_THE TASK_. In the listing below, pick out lines with "уровня".

========================

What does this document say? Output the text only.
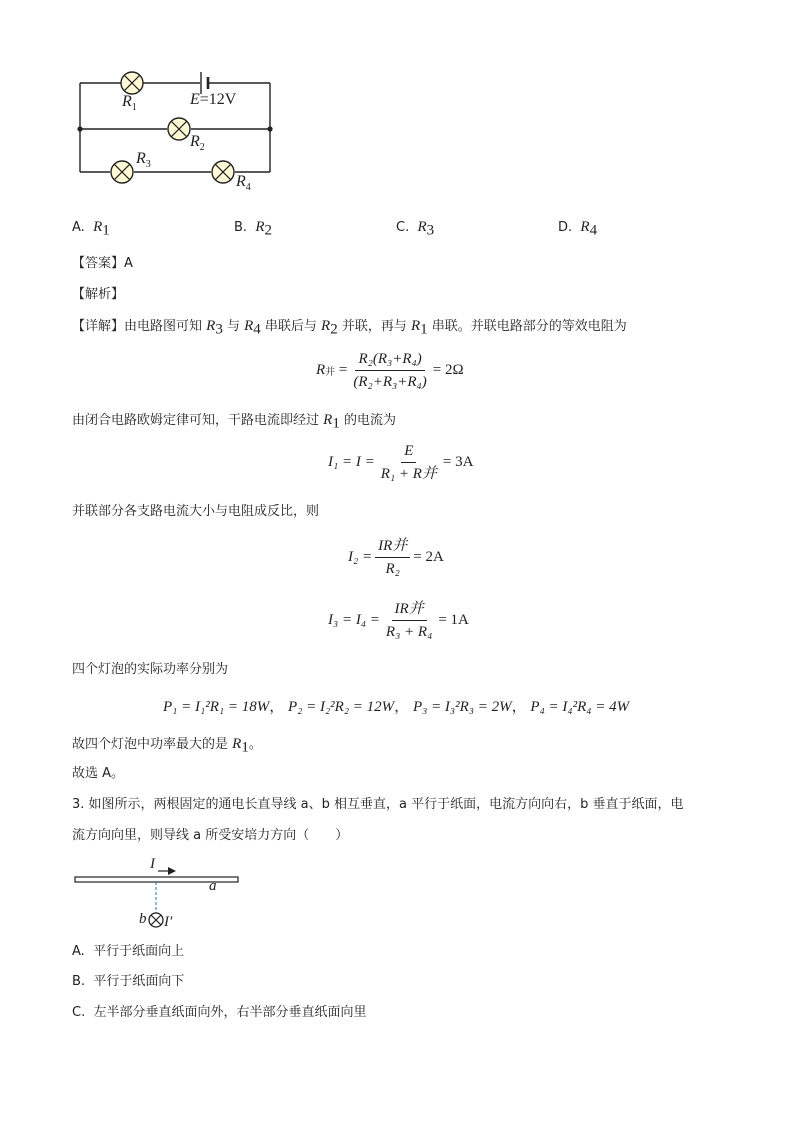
$R_1$	E=12V
$R_2$
$R_3$
$R_4$
A. $R_1$	B. $R_2$	C. $R_3$	D. $R_4$
【答案】A
【解析】
【详解】由电路图可知 $R_3$ 与 $R_4$ 串联后与 $R_2$ 并联，再与 $R_1$ 串联。并联电路部分的等效电阻为
R 并 = $\frac{\text{R₂(R₃+R₄)}}{\text{(R₂+R₃+R₄)}} = 2\Omega$
由闭合电路欧姆定律可知，干路电流即经过 $R_1$ 的电流为
$I_1 = I = \frac{E}{\text{R₁ + R并}} = 3A$
并联部分各支路电流大小与电阻成反比，则
$I_2 = \frac{\text{IR并}}{\text{R₂}} = 2A$
$I_3 = I_4 = \frac{\text{IR并}}{\text{R₃ + R₄}} = 1A$
四个灯泡的实际功率分别为
P₁ = I₁²R₁ = 18W， P₂ = I₂²R₂ = 12W， P₃ = I₃²R₃ = 2W， P₄ = I₄²R₄ = 4W
故四个灯泡中功率最大的是 $R_1$。
故选 A。
3. 如图所示，两根固定的通电长直导线 a、b 相互垂直，a 平行于纸面，电流方向向右，b 垂直于纸面，电
流方向向里，则导线 a 所受安培力方向（　　）
I
a
b I′
A. 平行于纸面向上
B. 平行于纸面向下
C. 左半部分垂直纸面向外，右半部分垂直纸面向里
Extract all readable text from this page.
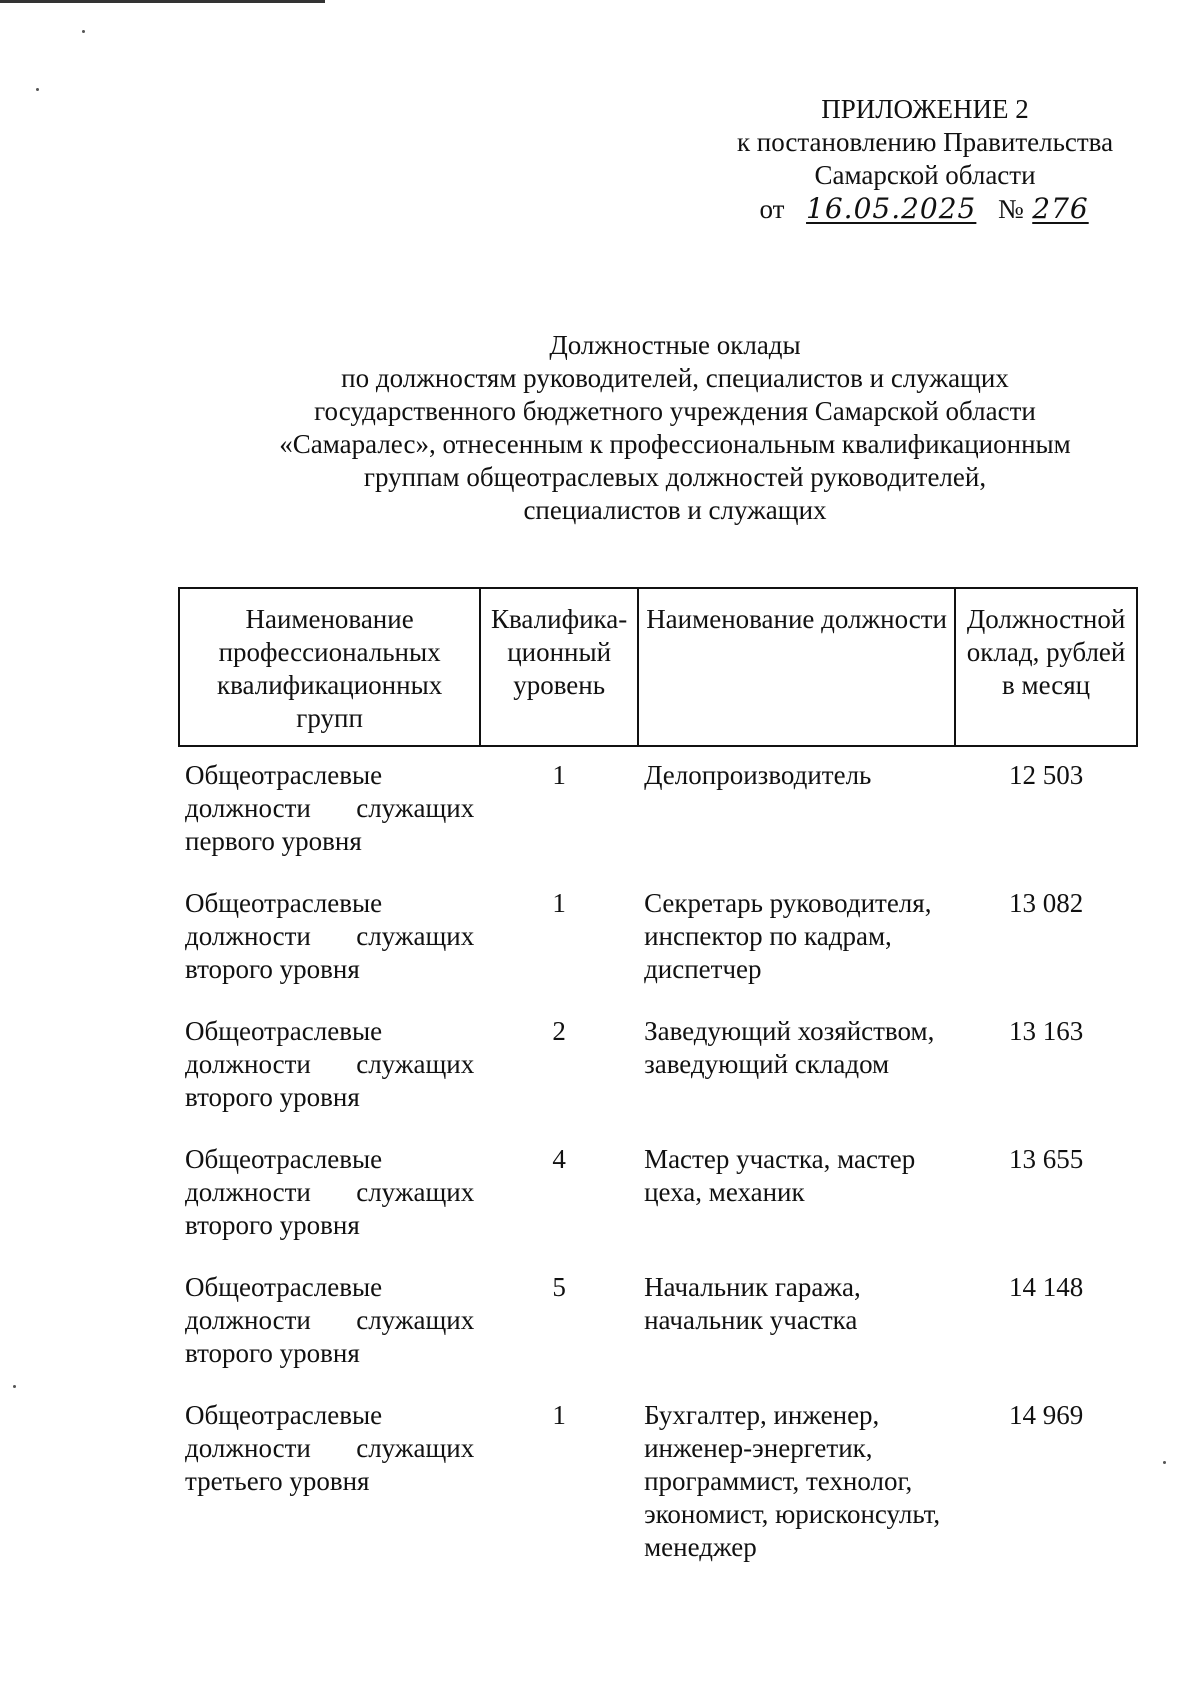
ПРИЛОЖЕНИЕ 2
к постановлению Правительства
Самарской области
от 16.05.2025 № 276
Должностные оклады
по должностям руководителей, специалистов и служащих
государственного бюджетного учреждения Самарской области
«Самаралес», отнесенным к профессиональным квалификационным
группам общеотраслевых должностей руководителей,
специалистов и служащих
Наименование профессиональных квалификационных групп	Квалифика-ционный уровень	Наименование должности	Должностной оклад, рублей в месяц

Общеотраслевые
должности служащих
первого уровня	1	Делопроизводитель	12 503

Общеотраслевые
должности служащих
второго уровня	1	Секретарь руководителя, инспектор по кадрам, диспетчер	13 082

Общеотраслевые
должности служащих
второго уровня	2	Заведующий хозяйством, заведующий складом	13 163

Общеотраслевые
должности служащих
второго уровня	4	Мастер участка, мастер цеха, механик	13 655

Общеотраслевые
должности служащих
второго уровня	5	Начальник гаража, начальник участка	14 148

Общеотраслевые
должности служащих
третьего уровня	1	Бухгалтер, инженер, инженер-энергетик, программист, технолог, экономист, юрисконсульт, менеджер	14 969
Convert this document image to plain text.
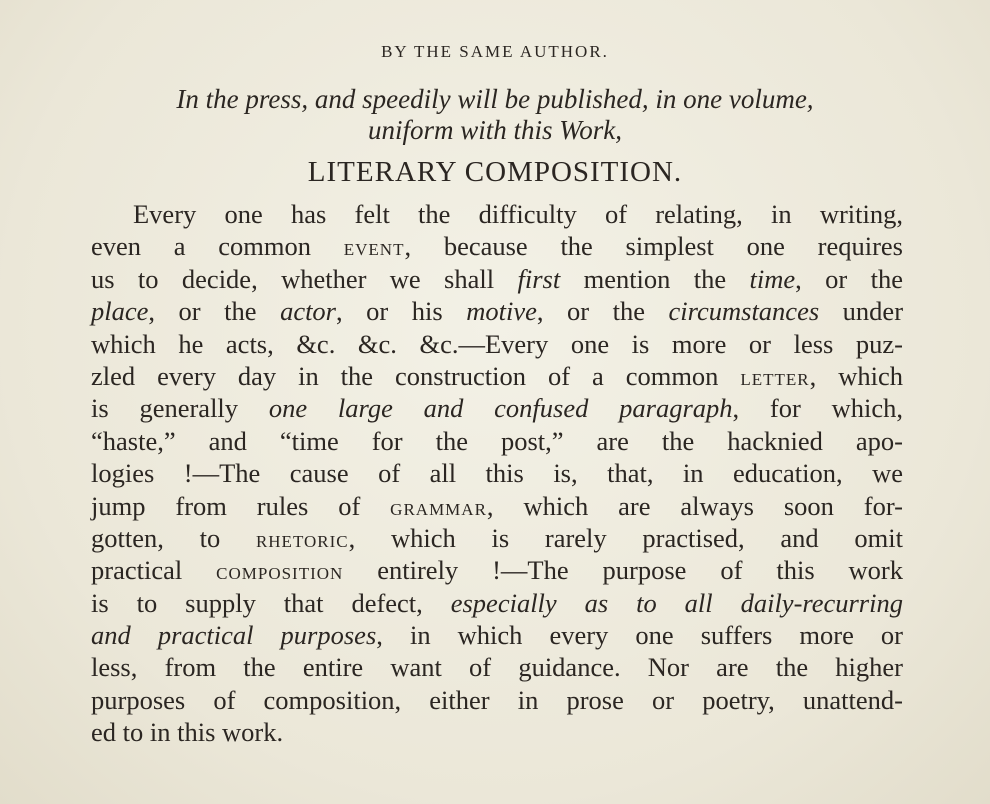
BY THE SAME AUTHOR.
In the press, and speedily will be published, in one volume,
uniform with this Work,
LITERARY COMPOSITION.
Every one has felt the difficulty of relating, in writing,
even a common event, because the simplest one requires
us to decide, whether we shall first mention the time, or the
place, or the actor, or his motive, or the circumstances under
which he acts, &c. &c. &c.—Every one is more or less puz-
zled every day in the construction of a common letter, which
is generally one large and confused paragraph, for which,
“haste,” and “time for the post,” are the hacknied apo-
logies !—The cause of all this is, that, in education, we
jump from rules of grammar, which are always soon for-
gotten, to rhetoric, which is rarely practised, and omit
practical composition entirely !—The purpose of this work
is to supply that defect, especially as to all daily-recurring
and practical purposes, in which every one suffers more or
less, from the entire want of guidance. Nor are the higher
purposes of composition, either in prose or poetry, unattend-
ed to in this work.
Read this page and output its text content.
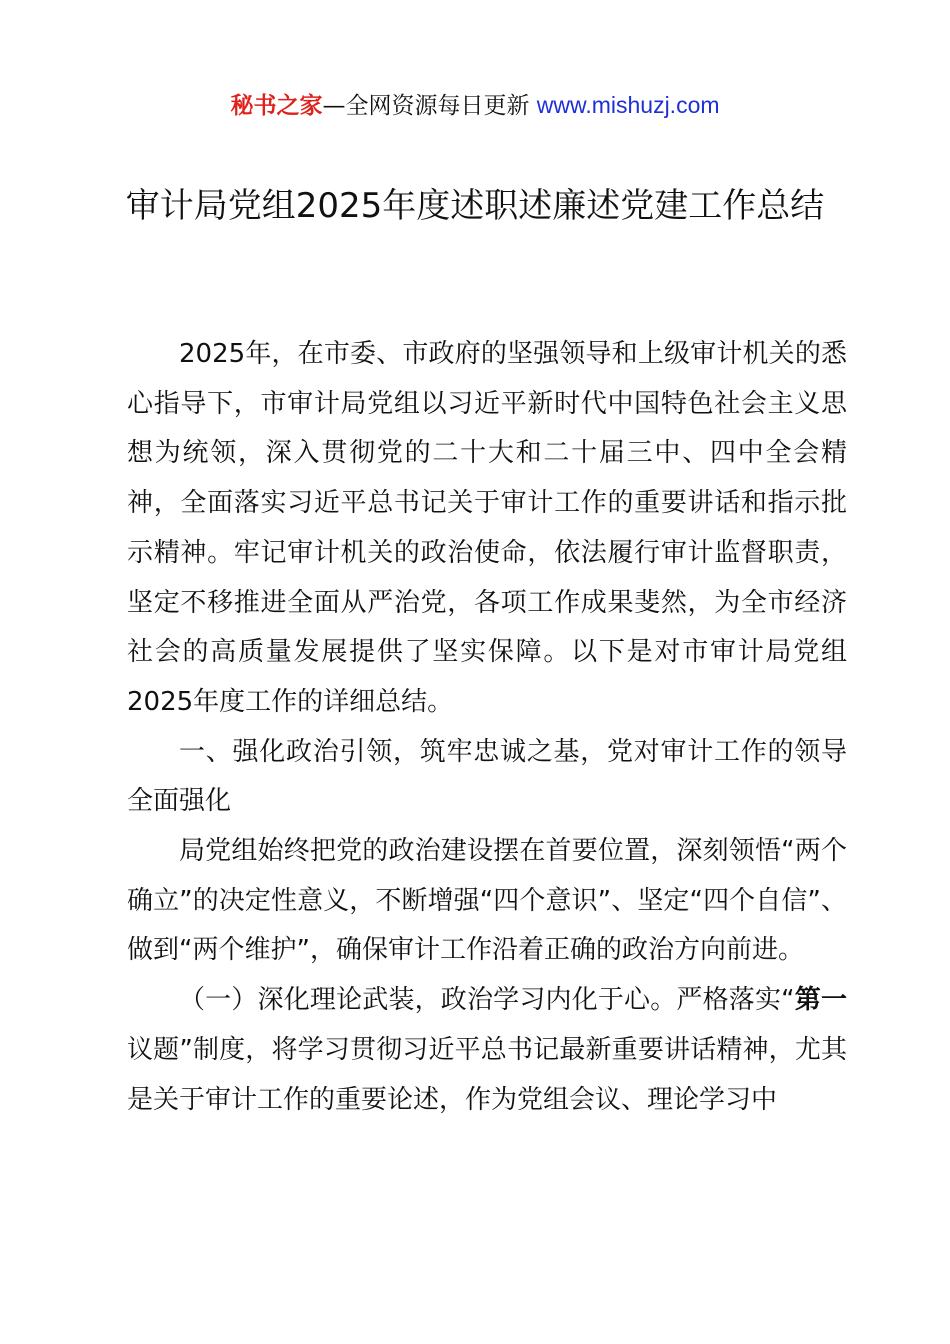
秘书之家—全网资源每日更新 www.mishuzj.com
审计局党组2025年度述职述廉述党建工作总结

2025年，在市委、市政府的坚强领导和上级审计机关的悉心指导下，市审计局党组以习近平新时代中国特色社会主义思想为统领，深入贯彻党的二十大和二十届三中、四中全会精神，全面落实习近平总书记关于审计工作的重要讲话和指示批示精神。牢记审计机关的政治使命，依法履行审计监督职责，坚定不移推进全面从严治党，各项工作成果斐然，为全市经济社会的高质量发展提供了坚实保障。以下是对市审计局党组2025年度工作的详细总结。

一、强化政治引领，筑牢忠诚之基，党对审计工作的领导全面强化

局党组始终把党的政治建设摆在首要位置，深刻领悟“两个确立”的决定性意义，不断增强“四个意识”、坚定“四个自信”、做到“两个维护”，确保审计工作沿着正确的政治方向前进。

（一）深化理论武装，政治学习内化于心。严格落实“第一议题”制度，将学习贯彻习近平总书记最新重要讲话精神，尤其是关于审计工作的重要论述，作为党组会议、理论学习中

========================

_EXERCISE RESULT_.
первого уровня	1	Делопроизводитель	12 503
второго уровня	1	Секретарь руководителя, инспектор по кадрам, диспетчер	13 082
второго уровня	2	Заведующий хозяйством, заведующий складом	13 163
второго уровня	4	Мастер участка, мастер цеха, механик	13 655
второго уровня	5	Начальник гаража, начальник участка	14 148
третьего уровня	1	Бухгалтер, инженер, инженер-энергетик, программист, технолог, экономист, юрисконсульт, менеджер	14 969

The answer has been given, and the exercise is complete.